THE PROBLEM: Return only the number of lines in the entries below that hold the word "وتقول".

-- START --

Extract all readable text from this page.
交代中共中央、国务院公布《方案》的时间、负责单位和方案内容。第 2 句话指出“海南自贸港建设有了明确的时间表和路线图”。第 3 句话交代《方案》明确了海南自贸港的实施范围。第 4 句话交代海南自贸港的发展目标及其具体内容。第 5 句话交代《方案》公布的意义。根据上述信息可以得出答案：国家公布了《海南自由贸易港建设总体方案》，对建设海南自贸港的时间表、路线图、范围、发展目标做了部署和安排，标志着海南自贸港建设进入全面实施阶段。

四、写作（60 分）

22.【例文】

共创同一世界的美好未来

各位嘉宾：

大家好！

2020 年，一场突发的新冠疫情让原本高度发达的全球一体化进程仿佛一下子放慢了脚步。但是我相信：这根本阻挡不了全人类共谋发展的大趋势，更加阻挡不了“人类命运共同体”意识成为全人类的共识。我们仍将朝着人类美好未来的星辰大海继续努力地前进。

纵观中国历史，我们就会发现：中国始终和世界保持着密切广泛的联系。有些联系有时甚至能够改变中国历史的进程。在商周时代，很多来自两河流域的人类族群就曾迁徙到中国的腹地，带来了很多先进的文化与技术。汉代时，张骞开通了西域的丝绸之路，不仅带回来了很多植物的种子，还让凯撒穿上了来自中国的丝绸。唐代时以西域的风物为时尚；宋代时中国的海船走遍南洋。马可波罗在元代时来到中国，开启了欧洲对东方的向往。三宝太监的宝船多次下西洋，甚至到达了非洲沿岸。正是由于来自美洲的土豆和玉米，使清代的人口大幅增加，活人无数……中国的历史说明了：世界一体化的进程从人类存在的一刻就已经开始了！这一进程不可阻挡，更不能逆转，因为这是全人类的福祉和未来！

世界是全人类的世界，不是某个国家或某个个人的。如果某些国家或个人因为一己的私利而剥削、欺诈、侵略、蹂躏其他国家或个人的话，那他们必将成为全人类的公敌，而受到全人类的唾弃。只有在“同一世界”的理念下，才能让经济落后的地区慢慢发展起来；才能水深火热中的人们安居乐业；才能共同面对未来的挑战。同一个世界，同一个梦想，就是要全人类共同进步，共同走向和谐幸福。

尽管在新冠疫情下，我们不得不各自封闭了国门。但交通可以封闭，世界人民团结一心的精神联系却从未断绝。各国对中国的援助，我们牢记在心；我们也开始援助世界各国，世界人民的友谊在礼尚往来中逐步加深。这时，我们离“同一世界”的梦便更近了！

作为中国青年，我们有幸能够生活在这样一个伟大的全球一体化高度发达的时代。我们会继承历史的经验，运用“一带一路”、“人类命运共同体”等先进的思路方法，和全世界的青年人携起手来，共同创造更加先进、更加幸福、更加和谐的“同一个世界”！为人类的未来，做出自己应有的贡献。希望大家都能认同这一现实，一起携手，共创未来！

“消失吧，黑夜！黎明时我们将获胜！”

-- END --
-- START --

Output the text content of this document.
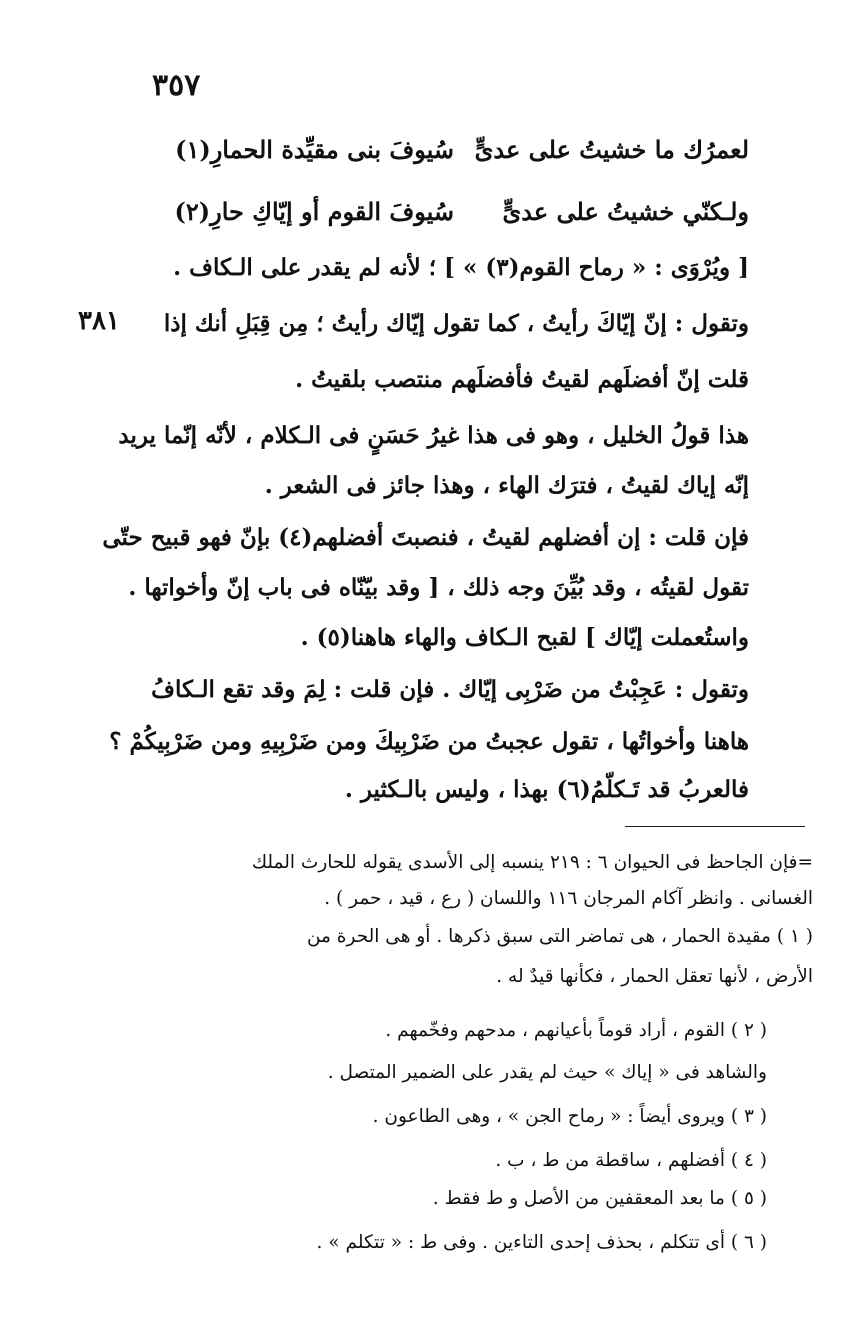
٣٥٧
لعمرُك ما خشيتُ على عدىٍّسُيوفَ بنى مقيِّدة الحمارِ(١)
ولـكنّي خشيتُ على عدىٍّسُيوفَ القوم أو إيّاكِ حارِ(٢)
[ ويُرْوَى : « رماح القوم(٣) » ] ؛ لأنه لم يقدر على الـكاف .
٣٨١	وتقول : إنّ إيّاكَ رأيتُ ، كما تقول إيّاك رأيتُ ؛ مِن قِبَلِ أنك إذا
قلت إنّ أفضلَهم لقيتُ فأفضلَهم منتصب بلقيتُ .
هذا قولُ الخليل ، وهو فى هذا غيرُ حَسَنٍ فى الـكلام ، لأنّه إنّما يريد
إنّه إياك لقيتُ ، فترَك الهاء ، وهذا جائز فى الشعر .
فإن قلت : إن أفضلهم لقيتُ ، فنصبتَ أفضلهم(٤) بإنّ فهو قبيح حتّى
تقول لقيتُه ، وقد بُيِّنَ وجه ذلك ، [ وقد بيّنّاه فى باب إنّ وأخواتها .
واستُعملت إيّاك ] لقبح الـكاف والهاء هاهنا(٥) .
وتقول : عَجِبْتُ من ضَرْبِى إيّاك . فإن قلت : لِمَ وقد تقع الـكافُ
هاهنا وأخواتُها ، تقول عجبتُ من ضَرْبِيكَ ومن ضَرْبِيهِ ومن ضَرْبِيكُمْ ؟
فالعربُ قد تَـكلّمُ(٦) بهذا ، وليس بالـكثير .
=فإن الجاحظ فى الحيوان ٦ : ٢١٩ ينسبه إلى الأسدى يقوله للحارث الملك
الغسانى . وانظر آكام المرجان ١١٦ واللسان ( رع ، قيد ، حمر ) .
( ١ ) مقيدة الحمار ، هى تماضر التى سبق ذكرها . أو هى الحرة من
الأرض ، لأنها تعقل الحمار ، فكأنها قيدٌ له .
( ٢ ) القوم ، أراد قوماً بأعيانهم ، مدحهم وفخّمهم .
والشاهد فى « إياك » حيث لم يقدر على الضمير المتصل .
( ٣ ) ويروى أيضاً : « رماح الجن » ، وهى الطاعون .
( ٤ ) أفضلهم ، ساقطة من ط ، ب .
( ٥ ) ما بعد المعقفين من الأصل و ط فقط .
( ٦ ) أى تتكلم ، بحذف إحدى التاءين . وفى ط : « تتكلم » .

-- END --

FULL ANSWER: 2